## REQUEST
Copy out lines with the word "Explore" from the material that follows.

## TASK INPUT
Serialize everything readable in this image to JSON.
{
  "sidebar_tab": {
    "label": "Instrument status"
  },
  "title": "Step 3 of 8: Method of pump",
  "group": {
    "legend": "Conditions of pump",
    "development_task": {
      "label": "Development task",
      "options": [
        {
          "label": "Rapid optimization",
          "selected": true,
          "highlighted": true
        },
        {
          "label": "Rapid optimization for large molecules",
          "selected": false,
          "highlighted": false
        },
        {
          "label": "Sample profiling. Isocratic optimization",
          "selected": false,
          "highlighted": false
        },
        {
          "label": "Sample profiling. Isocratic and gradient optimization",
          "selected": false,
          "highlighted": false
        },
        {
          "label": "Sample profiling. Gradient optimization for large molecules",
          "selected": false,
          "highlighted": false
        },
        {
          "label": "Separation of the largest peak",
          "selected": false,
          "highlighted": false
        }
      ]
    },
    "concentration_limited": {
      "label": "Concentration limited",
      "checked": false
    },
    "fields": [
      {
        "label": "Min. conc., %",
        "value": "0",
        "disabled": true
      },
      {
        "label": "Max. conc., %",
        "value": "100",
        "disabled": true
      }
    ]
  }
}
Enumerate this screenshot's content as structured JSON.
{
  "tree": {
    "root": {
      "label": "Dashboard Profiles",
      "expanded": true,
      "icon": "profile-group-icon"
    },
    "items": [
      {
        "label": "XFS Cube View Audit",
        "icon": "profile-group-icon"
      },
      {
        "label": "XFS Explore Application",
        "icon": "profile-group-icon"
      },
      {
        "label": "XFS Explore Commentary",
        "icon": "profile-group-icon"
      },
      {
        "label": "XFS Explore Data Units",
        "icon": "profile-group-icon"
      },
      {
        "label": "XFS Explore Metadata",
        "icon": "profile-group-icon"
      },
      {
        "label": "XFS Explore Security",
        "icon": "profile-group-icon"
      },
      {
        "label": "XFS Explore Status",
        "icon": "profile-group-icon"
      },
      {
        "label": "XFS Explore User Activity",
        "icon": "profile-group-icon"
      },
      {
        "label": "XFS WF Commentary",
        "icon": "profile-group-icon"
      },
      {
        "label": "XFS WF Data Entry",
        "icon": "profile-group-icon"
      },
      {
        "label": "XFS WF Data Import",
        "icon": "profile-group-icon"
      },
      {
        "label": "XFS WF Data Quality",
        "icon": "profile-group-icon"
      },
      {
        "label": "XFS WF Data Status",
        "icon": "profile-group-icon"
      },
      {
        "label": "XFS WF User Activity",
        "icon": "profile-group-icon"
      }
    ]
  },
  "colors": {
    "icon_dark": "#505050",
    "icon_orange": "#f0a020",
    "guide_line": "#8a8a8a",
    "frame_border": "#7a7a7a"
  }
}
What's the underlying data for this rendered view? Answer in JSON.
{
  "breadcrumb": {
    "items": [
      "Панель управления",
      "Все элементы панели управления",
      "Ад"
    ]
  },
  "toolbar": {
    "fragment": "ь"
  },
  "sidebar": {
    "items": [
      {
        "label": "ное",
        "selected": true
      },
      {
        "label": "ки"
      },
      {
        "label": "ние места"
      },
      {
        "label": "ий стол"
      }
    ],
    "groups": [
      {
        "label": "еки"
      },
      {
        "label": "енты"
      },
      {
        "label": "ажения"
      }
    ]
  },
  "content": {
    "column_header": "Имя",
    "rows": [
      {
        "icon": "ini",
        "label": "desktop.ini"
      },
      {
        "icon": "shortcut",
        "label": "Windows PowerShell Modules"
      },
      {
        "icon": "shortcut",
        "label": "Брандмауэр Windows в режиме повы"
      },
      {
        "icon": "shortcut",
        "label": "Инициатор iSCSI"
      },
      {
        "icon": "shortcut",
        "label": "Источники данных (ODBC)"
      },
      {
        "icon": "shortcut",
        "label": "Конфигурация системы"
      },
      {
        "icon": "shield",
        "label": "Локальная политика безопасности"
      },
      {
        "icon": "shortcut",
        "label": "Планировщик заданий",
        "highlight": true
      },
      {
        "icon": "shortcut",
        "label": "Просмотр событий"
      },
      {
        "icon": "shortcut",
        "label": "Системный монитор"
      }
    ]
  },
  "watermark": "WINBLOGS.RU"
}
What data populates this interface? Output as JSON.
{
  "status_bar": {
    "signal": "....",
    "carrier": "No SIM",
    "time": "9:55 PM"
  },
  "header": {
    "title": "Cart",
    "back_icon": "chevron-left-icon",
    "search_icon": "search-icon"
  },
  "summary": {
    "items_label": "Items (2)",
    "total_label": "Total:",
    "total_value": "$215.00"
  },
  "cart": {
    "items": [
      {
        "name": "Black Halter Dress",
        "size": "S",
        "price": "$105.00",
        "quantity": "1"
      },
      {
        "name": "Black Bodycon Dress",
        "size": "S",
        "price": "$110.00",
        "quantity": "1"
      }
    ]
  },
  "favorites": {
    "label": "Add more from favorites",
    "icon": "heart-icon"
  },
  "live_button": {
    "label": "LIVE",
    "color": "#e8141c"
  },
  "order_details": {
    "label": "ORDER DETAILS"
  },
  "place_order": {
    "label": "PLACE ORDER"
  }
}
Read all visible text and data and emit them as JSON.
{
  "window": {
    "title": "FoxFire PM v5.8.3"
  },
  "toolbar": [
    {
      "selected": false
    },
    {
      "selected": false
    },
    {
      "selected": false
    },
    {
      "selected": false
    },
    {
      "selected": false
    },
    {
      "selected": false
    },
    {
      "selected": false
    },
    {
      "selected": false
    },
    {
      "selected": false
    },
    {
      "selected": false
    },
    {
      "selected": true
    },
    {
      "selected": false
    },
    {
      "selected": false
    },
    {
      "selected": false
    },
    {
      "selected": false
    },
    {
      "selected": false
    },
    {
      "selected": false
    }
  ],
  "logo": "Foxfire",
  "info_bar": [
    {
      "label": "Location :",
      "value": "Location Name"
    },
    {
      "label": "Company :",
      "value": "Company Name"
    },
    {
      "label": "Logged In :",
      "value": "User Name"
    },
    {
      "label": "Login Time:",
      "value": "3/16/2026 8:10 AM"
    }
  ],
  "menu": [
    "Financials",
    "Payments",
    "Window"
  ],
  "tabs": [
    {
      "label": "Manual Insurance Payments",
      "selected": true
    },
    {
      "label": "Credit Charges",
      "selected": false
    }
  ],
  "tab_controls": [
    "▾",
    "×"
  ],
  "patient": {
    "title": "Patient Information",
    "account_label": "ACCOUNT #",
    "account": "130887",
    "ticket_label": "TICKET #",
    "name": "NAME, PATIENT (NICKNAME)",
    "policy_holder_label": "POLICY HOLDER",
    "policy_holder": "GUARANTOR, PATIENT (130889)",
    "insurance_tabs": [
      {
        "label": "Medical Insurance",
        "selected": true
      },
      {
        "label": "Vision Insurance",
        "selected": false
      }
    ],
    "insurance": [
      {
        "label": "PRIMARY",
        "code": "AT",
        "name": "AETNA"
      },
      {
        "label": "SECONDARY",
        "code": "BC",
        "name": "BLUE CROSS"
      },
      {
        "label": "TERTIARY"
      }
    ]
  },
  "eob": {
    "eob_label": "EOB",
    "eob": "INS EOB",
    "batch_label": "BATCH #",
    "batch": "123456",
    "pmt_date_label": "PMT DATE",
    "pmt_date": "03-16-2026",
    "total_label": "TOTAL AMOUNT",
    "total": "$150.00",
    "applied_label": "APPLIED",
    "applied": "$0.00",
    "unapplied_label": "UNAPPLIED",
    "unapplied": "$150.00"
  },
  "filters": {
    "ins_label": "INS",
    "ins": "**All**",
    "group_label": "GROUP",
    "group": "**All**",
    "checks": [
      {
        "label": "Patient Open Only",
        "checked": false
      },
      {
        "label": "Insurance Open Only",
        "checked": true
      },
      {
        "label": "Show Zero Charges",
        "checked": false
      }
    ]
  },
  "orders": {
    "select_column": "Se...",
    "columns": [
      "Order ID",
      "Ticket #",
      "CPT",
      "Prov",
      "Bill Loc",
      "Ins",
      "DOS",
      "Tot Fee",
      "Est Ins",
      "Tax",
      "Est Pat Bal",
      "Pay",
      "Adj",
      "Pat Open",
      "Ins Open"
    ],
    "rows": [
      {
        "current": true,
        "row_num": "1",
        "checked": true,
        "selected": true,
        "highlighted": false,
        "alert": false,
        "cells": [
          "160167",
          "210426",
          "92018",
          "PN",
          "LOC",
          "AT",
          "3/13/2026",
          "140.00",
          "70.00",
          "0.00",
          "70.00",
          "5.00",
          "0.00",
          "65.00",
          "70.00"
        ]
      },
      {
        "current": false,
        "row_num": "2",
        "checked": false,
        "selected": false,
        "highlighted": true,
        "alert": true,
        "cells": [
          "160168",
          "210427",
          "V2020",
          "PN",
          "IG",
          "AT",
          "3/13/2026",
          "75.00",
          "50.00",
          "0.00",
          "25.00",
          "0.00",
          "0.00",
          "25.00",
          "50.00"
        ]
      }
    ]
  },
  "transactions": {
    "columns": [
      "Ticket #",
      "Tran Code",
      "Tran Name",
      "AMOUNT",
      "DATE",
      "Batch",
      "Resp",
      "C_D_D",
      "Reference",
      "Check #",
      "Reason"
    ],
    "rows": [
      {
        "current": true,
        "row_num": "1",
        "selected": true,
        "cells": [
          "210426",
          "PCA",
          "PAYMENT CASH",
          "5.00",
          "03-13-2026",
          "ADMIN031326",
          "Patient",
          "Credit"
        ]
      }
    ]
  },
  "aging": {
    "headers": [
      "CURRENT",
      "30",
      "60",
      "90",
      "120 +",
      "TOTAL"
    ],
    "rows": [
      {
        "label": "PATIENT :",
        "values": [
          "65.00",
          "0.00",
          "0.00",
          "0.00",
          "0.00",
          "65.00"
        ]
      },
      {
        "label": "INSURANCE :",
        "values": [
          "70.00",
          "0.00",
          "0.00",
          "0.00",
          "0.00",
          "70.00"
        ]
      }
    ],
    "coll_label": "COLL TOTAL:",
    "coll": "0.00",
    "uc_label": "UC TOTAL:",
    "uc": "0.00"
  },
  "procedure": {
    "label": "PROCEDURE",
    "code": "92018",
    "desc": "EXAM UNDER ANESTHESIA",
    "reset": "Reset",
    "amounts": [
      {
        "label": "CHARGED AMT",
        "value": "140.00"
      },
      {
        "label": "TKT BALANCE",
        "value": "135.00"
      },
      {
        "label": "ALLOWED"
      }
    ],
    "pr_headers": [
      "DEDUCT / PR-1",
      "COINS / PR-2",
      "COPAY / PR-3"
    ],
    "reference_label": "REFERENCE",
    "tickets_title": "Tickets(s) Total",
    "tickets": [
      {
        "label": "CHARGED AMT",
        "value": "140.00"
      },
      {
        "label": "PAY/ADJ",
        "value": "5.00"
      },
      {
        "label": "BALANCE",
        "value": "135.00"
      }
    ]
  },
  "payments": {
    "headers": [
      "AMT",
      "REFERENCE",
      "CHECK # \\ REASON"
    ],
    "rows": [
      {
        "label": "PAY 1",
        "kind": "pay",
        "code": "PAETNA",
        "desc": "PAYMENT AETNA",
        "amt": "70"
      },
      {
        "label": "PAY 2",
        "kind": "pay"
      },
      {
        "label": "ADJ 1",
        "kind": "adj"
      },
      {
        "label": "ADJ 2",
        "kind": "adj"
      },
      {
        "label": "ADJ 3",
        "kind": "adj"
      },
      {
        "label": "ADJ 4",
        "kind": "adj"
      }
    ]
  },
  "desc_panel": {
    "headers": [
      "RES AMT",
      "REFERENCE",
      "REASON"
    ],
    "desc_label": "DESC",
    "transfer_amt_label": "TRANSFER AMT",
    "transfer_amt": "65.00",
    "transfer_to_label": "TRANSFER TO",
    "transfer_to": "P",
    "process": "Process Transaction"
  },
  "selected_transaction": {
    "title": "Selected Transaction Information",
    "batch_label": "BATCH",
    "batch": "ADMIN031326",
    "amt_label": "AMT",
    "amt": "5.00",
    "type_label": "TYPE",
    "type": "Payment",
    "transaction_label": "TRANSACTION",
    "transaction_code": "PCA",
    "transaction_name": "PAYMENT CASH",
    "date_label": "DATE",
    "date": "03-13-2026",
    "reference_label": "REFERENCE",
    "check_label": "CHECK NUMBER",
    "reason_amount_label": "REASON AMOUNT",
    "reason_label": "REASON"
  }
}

## EXERCISE SOLUTION
        "label": "XFS Explore Application",
        "label": "XFS Explore Commentary",
        "label": "XFS Explore Data Units",
        "label": "XFS Explore Metadata",
        "label": "XFS Explore Security",
        "label": "XFS Explore Status",
        "label": "XFS Explore User Activity",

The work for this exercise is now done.